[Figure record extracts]

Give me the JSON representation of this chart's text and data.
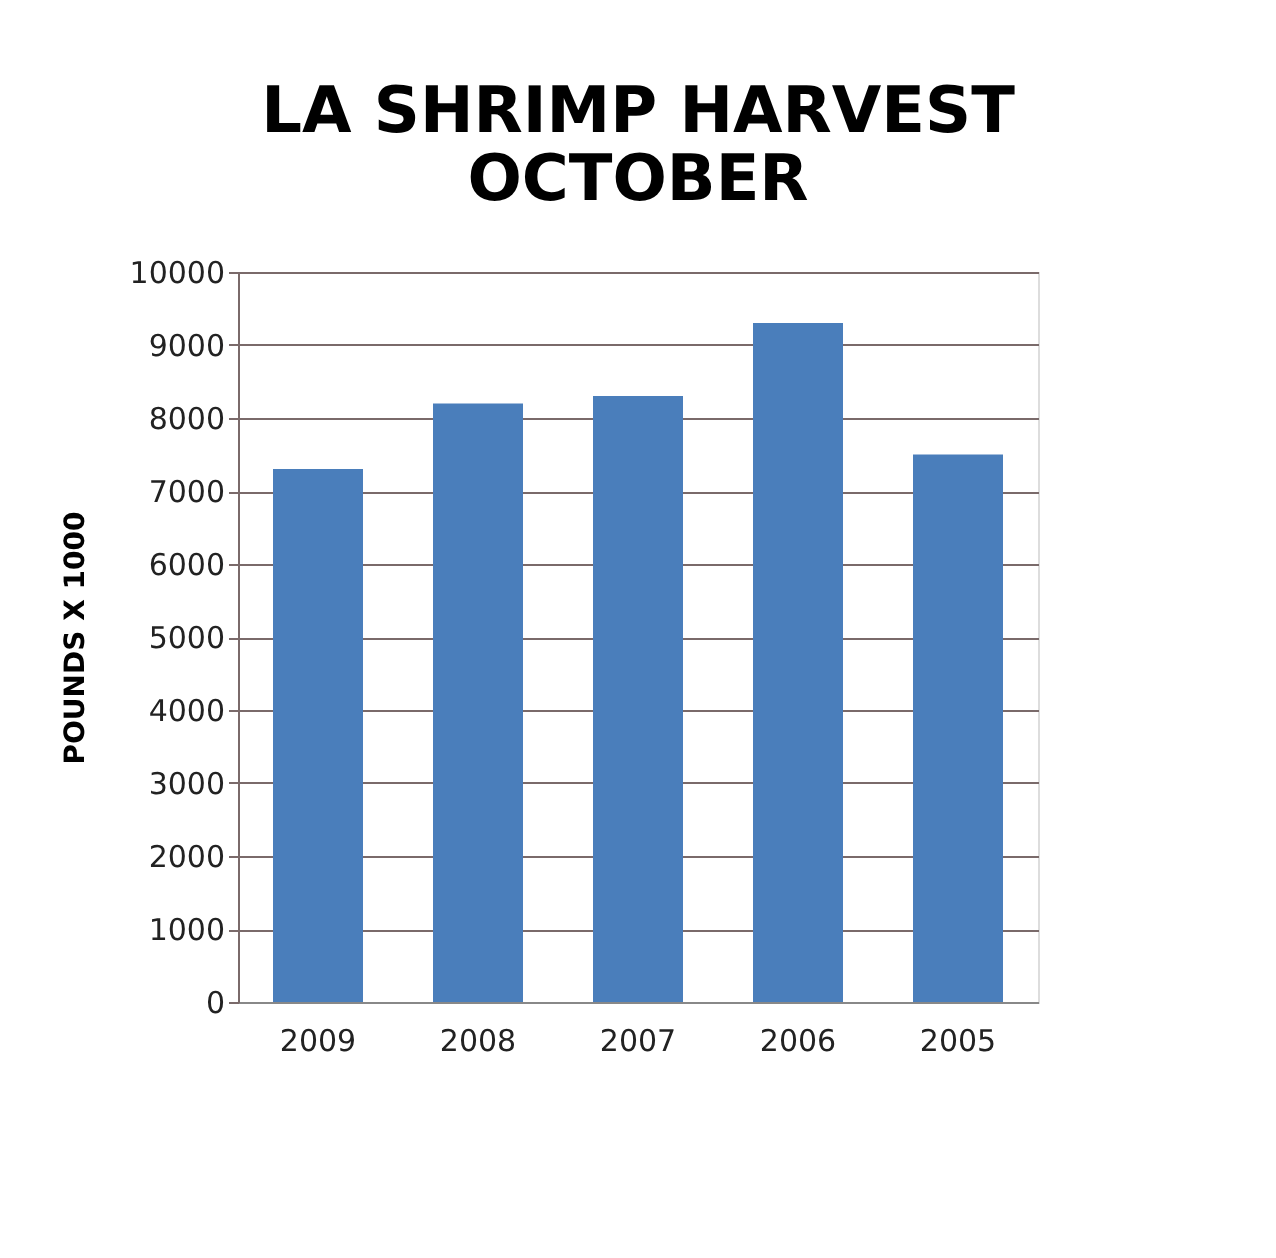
{
  "chart_data": {
    "type": "bar",
    "title": [
      "LA SHRIMP HARVEST",
      "OCTOBER"
    ],
    "ylabel": "POUNDS X 1000",
    "categories": [
      "2009",
      "2008",
      "2007",
      "2006",
      "2005"
    ],
    "values": [
      7300,
      8200,
      8300,
      9300,
      7500
    ],
    "color": "#4a7ebb",
    "ylim": [
      0,
      10000
    ],
    "yticks": [
      0,
      1000,
      2000,
      3000,
      4000,
      5000,
      6000,
      7000,
      8000,
      9000,
      10000
    ],
    "grid": "y"
  }
}
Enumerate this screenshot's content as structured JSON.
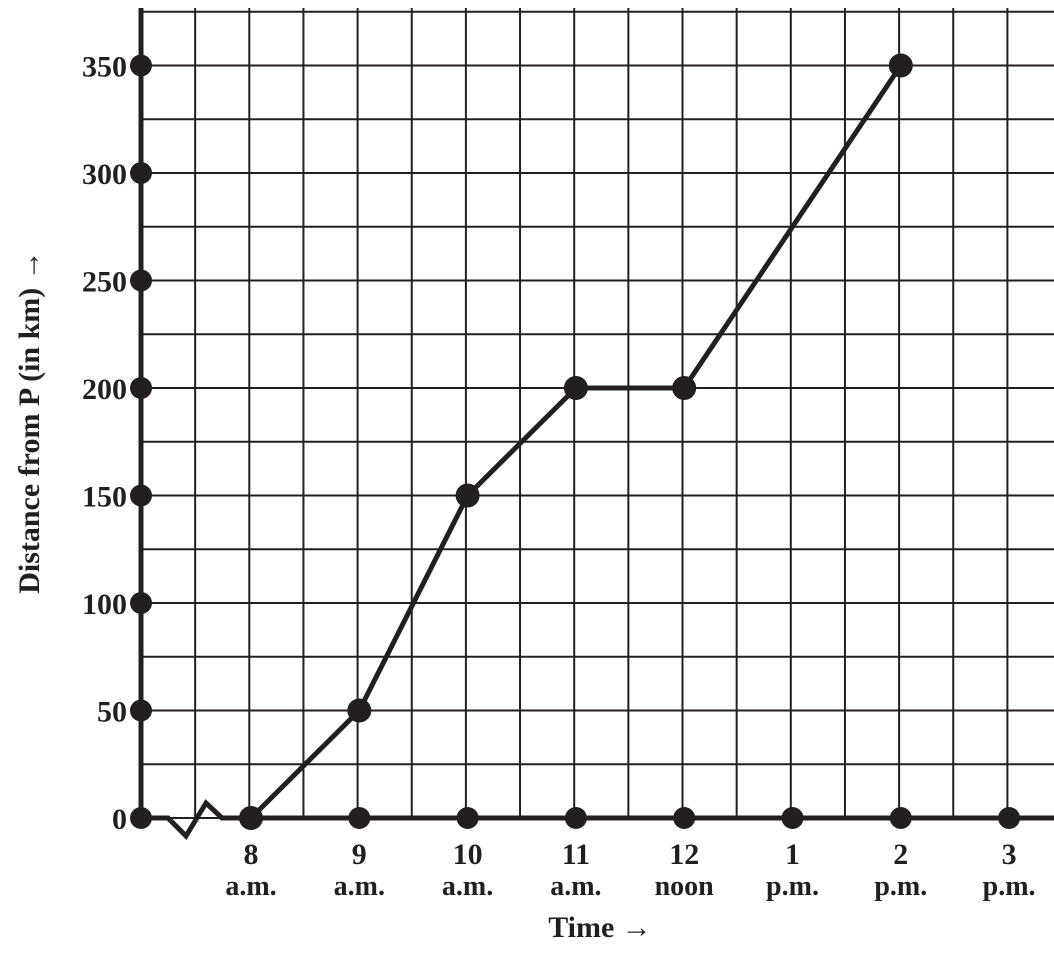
{
  "chart_data": {
    "type": "line",
    "xlabel": "Time →",
    "ylabel": "Distance from P (in km) →",
    "x_ticks": [
      {
        "x": 8,
        "top": "8",
        "bottom": "a.m."
      },
      {
        "x": 9,
        "top": "9",
        "bottom": "a.m."
      },
      {
        "x": 10,
        "top": "10",
        "bottom": "a.m."
      },
      {
        "x": 11,
        "top": "11",
        "bottom": "a.m."
      },
      {
        "x": 12,
        "top": "12",
        "bottom": "noon"
      },
      {
        "x": 13,
        "top": "1",
        "bottom": "p.m."
      },
      {
        "x": 14,
        "top": "2",
        "bottom": "p.m."
      },
      {
        "x": 15,
        "top": "3",
        "bottom": "p.m."
      }
    ],
    "y_ticks": [
      0,
      50,
      100,
      150,
      200,
      250,
      300,
      350
    ],
    "ylim": [
      0,
      375
    ],
    "xlim": [
      7,
      15.5
    ],
    "x_axis_break": true,
    "grid": true,
    "series": [
      {
        "points": [
          {
            "x": 8,
            "y": 0
          },
          {
            "x": 9,
            "y": 50
          },
          {
            "x": 10,
            "y": 150
          },
          {
            "x": 11,
            "y": 200
          },
          {
            "x": 12,
            "y": 200
          },
          {
            "x": 14,
            "y": 350
          }
        ]
      }
    ]
  }
}
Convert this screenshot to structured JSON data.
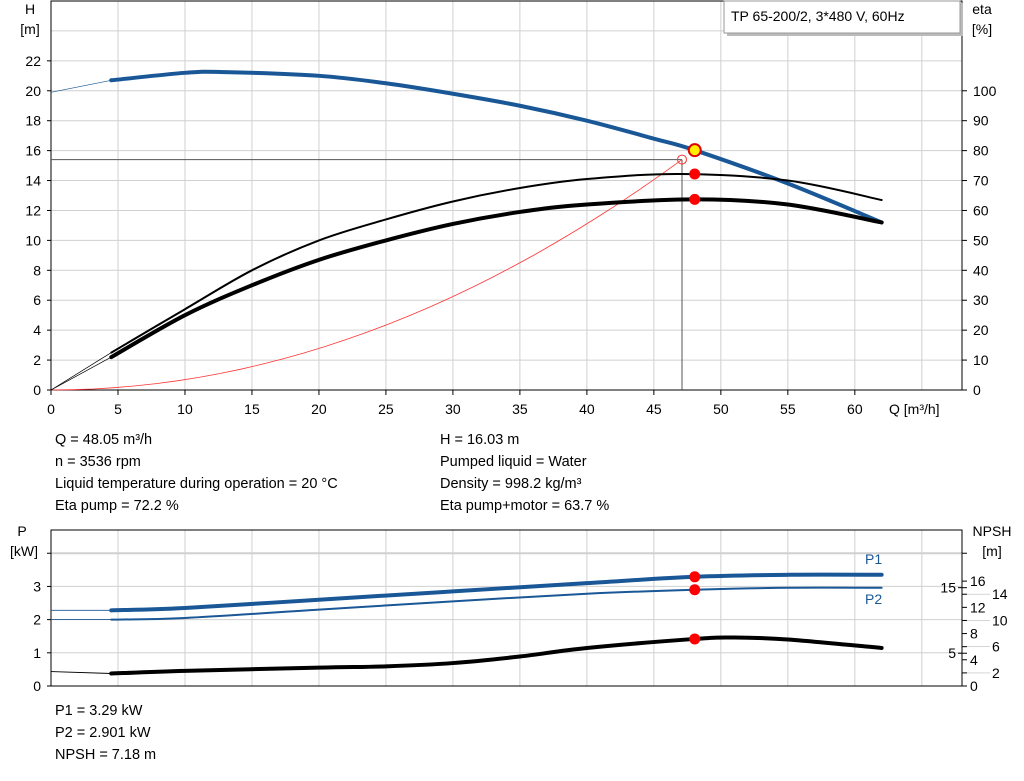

# Challenge
Return only those lines of the records that contain the string "screenshot".

# Written solution
Enumerate this screenshot's content as structured JSON.
Convert this screenshot to structured JSON data.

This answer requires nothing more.